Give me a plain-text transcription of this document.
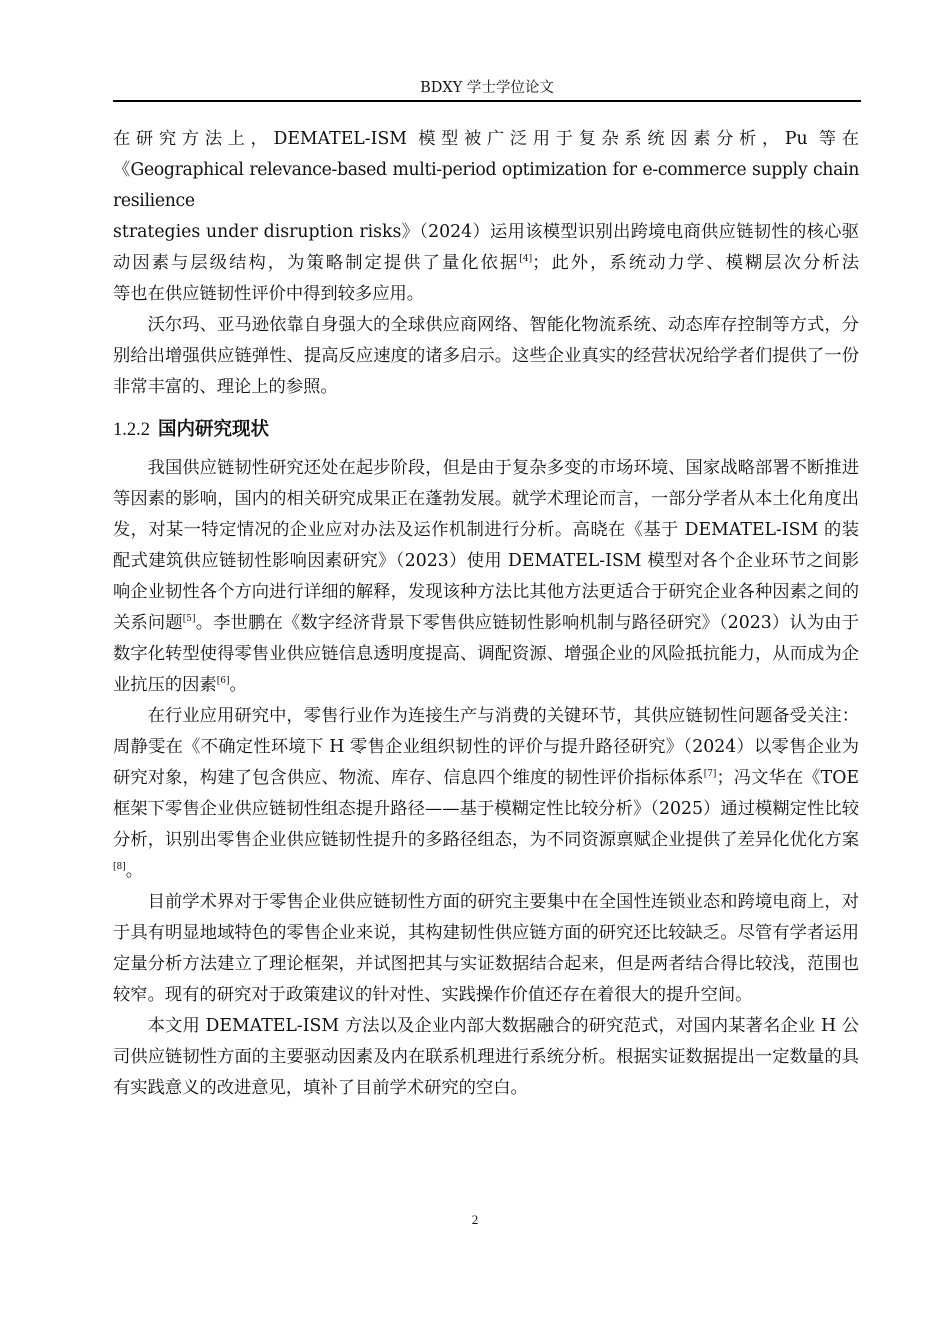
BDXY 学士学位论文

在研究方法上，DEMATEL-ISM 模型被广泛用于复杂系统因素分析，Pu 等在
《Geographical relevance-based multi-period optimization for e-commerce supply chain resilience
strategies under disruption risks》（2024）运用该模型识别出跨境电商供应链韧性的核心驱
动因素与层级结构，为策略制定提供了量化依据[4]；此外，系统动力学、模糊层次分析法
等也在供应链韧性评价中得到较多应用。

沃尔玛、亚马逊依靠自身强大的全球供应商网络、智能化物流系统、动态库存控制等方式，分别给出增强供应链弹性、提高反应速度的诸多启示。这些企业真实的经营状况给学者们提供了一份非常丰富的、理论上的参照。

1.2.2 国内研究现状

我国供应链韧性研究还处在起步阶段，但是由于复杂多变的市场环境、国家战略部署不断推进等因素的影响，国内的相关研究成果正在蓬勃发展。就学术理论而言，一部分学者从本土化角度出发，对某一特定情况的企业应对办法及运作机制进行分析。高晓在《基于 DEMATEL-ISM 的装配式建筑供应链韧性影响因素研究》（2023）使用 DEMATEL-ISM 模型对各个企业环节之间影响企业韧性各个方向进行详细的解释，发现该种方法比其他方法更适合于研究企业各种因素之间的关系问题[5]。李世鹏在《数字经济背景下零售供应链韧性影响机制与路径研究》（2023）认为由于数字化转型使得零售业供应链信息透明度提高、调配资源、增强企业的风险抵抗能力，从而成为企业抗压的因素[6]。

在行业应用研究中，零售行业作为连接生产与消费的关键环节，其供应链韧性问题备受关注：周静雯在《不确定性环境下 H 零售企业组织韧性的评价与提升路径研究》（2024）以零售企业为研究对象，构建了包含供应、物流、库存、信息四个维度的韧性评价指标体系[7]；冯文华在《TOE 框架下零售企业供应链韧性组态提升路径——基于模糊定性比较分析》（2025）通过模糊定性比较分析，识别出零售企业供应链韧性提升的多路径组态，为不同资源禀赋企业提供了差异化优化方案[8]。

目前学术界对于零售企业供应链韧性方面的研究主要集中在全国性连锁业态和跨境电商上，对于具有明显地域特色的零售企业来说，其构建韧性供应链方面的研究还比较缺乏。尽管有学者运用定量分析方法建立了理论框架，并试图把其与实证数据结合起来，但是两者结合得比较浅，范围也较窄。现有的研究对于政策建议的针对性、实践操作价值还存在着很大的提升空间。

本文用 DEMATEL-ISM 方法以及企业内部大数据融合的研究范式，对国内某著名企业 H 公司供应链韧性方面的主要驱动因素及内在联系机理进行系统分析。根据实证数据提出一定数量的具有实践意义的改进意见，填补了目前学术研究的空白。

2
☆ ☆ ☆ ☆
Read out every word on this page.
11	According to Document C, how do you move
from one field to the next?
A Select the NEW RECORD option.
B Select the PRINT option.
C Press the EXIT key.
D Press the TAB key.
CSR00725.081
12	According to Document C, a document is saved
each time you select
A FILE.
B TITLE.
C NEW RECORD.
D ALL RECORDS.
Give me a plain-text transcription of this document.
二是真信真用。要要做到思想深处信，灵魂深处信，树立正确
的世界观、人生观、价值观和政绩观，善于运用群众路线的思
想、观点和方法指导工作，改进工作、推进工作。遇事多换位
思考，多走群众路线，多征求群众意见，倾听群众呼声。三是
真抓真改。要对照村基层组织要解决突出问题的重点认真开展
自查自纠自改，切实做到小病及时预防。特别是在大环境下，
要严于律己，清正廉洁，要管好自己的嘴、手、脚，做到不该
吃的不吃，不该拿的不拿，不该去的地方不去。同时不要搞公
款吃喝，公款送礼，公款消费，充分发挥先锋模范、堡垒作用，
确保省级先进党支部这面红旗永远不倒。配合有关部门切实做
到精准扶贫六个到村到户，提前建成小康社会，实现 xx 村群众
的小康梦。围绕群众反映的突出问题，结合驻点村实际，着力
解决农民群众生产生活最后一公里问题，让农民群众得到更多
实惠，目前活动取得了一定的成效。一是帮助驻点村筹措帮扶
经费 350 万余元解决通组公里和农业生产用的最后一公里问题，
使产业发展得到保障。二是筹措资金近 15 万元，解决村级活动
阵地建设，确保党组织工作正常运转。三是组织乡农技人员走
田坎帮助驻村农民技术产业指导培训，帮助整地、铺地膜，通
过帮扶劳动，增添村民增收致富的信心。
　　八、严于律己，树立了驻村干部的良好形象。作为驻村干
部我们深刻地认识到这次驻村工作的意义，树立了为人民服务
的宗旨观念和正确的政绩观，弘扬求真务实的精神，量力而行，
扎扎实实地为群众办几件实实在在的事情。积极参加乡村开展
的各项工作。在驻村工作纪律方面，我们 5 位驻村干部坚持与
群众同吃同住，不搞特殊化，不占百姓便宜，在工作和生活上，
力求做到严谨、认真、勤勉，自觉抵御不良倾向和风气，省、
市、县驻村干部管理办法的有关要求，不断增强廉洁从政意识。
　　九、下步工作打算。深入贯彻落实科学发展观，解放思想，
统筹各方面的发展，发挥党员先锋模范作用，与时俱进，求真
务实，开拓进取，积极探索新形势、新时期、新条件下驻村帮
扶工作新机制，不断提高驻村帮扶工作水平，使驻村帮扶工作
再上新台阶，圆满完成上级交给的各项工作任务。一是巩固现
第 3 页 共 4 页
☆ ☆ ☆ ☆
→ Task goal
Copy each line of the listing that contains the string "option".

→ Task output
A Select the NEW RECORD option.
B Select the PRINT option.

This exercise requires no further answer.